>> start ENTRIES SUPPLIED

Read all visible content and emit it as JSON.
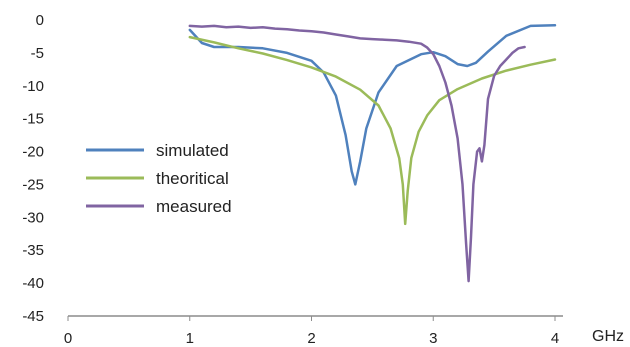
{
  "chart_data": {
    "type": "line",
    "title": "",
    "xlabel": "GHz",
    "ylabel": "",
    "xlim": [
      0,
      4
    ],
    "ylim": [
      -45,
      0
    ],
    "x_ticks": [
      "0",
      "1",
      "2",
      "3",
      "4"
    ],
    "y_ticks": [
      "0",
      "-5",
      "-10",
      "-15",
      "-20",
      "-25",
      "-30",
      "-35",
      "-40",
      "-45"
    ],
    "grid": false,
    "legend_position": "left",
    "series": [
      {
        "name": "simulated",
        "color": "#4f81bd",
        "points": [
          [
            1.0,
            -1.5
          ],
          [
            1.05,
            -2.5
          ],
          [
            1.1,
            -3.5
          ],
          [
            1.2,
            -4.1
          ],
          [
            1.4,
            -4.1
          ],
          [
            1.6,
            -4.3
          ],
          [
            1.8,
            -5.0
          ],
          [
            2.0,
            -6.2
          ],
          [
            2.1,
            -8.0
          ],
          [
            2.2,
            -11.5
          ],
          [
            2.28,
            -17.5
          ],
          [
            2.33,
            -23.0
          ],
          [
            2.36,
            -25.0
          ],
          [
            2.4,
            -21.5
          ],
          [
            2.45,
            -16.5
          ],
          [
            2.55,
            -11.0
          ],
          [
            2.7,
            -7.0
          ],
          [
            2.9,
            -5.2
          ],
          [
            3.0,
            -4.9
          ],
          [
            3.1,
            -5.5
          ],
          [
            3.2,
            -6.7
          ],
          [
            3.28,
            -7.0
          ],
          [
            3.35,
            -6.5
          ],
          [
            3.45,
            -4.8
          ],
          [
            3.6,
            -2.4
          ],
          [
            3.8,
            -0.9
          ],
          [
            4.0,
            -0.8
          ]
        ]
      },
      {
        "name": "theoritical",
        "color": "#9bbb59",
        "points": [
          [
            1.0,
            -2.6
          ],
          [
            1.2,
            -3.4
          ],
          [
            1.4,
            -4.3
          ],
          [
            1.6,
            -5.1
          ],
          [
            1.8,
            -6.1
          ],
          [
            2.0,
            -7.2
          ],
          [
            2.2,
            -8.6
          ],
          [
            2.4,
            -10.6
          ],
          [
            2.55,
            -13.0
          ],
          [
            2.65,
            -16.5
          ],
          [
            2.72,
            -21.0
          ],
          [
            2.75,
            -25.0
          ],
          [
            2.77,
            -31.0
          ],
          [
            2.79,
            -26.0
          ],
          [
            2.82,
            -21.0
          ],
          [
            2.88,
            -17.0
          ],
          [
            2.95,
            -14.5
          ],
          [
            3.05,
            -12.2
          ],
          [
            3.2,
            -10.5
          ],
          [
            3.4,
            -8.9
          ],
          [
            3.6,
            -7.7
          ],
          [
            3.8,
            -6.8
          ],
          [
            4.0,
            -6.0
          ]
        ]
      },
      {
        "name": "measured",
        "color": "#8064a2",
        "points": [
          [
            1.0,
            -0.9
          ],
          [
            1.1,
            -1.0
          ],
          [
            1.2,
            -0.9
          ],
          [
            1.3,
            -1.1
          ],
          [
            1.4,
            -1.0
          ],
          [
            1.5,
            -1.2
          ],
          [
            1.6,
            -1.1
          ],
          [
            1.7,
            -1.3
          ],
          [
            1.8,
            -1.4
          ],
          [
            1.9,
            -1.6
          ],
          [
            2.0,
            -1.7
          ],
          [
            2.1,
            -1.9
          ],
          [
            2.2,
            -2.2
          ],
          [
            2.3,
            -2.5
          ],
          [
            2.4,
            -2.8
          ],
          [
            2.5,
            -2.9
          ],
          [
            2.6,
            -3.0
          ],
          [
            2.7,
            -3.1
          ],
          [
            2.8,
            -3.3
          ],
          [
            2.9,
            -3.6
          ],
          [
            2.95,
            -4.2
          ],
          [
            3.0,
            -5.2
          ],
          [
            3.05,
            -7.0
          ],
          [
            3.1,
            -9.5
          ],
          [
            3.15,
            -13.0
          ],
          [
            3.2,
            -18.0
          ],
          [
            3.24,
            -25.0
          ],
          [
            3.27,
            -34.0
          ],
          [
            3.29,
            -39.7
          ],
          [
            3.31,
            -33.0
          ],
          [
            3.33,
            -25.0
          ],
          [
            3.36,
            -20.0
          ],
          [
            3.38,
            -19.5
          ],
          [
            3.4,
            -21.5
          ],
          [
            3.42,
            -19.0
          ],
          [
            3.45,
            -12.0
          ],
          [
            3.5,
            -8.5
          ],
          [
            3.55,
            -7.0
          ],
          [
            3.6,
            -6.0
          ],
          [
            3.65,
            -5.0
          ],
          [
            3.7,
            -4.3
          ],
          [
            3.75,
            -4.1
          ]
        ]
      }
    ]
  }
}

>> end ENTRIES SUPPLIED

# STATED TASK
Set down the records in full and exactly. Do not carry over any image.

# SOLUTION FOR THIS EXERCISE
Read all visible content and emit it as JSON.
{
  "chart_data": {
    "type": "line",
    "title": "",
    "xlabel": "GHz",
    "ylabel": "",
    "xlim": [
      0,
      4
    ],
    "ylim": [
      -45,
      0
    ],
    "x_ticks": [
      "0",
      "1",
      "2",
      "3",
      "4"
    ],
    "y_ticks": [
      "0",
      "-5",
      "-10",
      "-15",
      "-20",
      "-25",
      "-30",
      "-35",
      "-40",
      "-45"
    ],
    "grid": false,
    "legend_position": "left",
    "series": [
      {
        "name": "simulated",
        "color": "#4f81bd",
        "points": [
          [
            1.0,
            -1.5
          ],
          [
            1.05,
            -2.5
          ],
          [
            1.1,
            -3.5
          ],
          [
            1.2,
            -4.1
          ],
          [
            1.4,
            -4.1
          ],
          [
            1.6,
            -4.3
          ],
          [
            1.8,
            -5.0
          ],
          [
            2.0,
            -6.2
          ],
          [
            2.1,
            -8.0
          ],
          [
            2.2,
            -11.5
          ],
          [
            2.28,
            -17.5
          ],
          [
            2.33,
            -23.0
          ],
          [
            2.36,
            -25.0
          ],
          [
            2.4,
            -21.5
          ],
          [
            2.45,
            -16.5
          ],
          [
            2.55,
            -11.0
          ],
          [
            2.7,
            -7.0
          ],
          [
            2.9,
            -5.2
          ],
          [
            3.0,
            -4.9
          ],
          [
            3.1,
            -5.5
          ],
          [
            3.2,
            -6.7
          ],
          [
            3.28,
            -7.0
          ],
          [
            3.35,
            -6.5
          ],
          [
            3.45,
            -4.8
          ],
          [
            3.6,
            -2.4
          ],
          [
            3.8,
            -0.9
          ],
          [
            4.0,
            -0.8
          ]
        ]
      },
      {
        "name": "theoritical",
        "color": "#9bbb59",
        "points": [
          [
            1.0,
            -2.6
          ],
          [
            1.2,
            -3.4
          ],
          [
            1.4,
            -4.3
          ],
          [
            1.6,
            -5.1
          ],
          [
            1.8,
            -6.1
          ],
          [
            2.0,
            -7.2
          ],
          [
            2.2,
            -8.6
          ],
          [
            2.4,
            -10.6
          ],
          [
            2.55,
            -13.0
          ],
          [
            2.65,
            -16.5
          ],
          [
            2.72,
            -21.0
          ],
          [
            2.75,
            -25.0
          ],
          [
            2.77,
            -31.0
          ],
          [
            2.79,
            -26.0
          ],
          [
            2.82,
            -21.0
          ],
          [
            2.88,
            -17.0
          ],
          [
            2.95,
            -14.5
          ],
          [
            3.05,
            -12.2
          ],
          [
            3.2,
            -10.5
          ],
          [
            3.4,
            -8.9
          ],
          [
            3.6,
            -7.7
          ],
          [
            3.8,
            -6.8
          ],
          [
            4.0,
            -6.0
          ]
        ]
      },
      {
        "name": "measured",
        "color": "#8064a2",
        "points": [
          [
            1.0,
            -0.9
          ],
          [
            1.1,
            -1.0
          ],
          [
            1.2,
            -0.9
          ],
          [
            1.3,
            -1.1
          ],
          [
            1.4,
            -1.0
          ],
          [
            1.5,
            -1.2
          ],
          [
            1.6,
            -1.1
          ],
          [
            1.7,
            -1.3
          ],
          [
            1.8,
            -1.4
          ],
          [
            1.9,
            -1.6
          ],
          [
            2.0,
            -1.7
          ],
          [
            2.1,
            -1.9
          ],
          [
            2.2,
            -2.2
          ],
          [
            2.3,
            -2.5
          ],
          [
            2.4,
            -2.8
          ],
          [
            2.5,
            -2.9
          ],
          [
            2.6,
            -3.0
          ],
          [
            2.7,
            -3.1
          ],
          [
            2.8,
            -3.3
          ],
          [
            2.9,
            -3.6
          ],
          [
            2.95,
            -4.2
          ],
          [
            3.0,
            -5.2
          ],
          [
            3.05,
            -7.0
          ],
          [
            3.1,
            -9.5
          ],
          [
            3.15,
            -13.0
          ],
          [
            3.2,
            -18.0
          ],
          [
            3.24,
            -25.0
          ],
          [
            3.27,
            -34.0
          ],
          [
            3.29,
            -39.7
          ],
          [
            3.31,
            -33.0
          ],
          [
            3.33,
            -25.0
          ],
          [
            3.36,
            -20.0
          ],
          [
            3.38,
            -19.5
          ],
          [
            3.4,
            -21.5
          ],
          [
            3.42,
            -19.0
          ],
          [
            3.45,
            -12.0
          ],
          [
            3.5,
            -8.5
          ],
          [
            3.55,
            -7.0
          ],
          [
            3.6,
            -6.0
          ],
          [
            3.65,
            -5.0
          ],
          [
            3.7,
            -4.3
          ],
          [
            3.75,
            -4.1
          ]
        ]
      }
    ]
  }
}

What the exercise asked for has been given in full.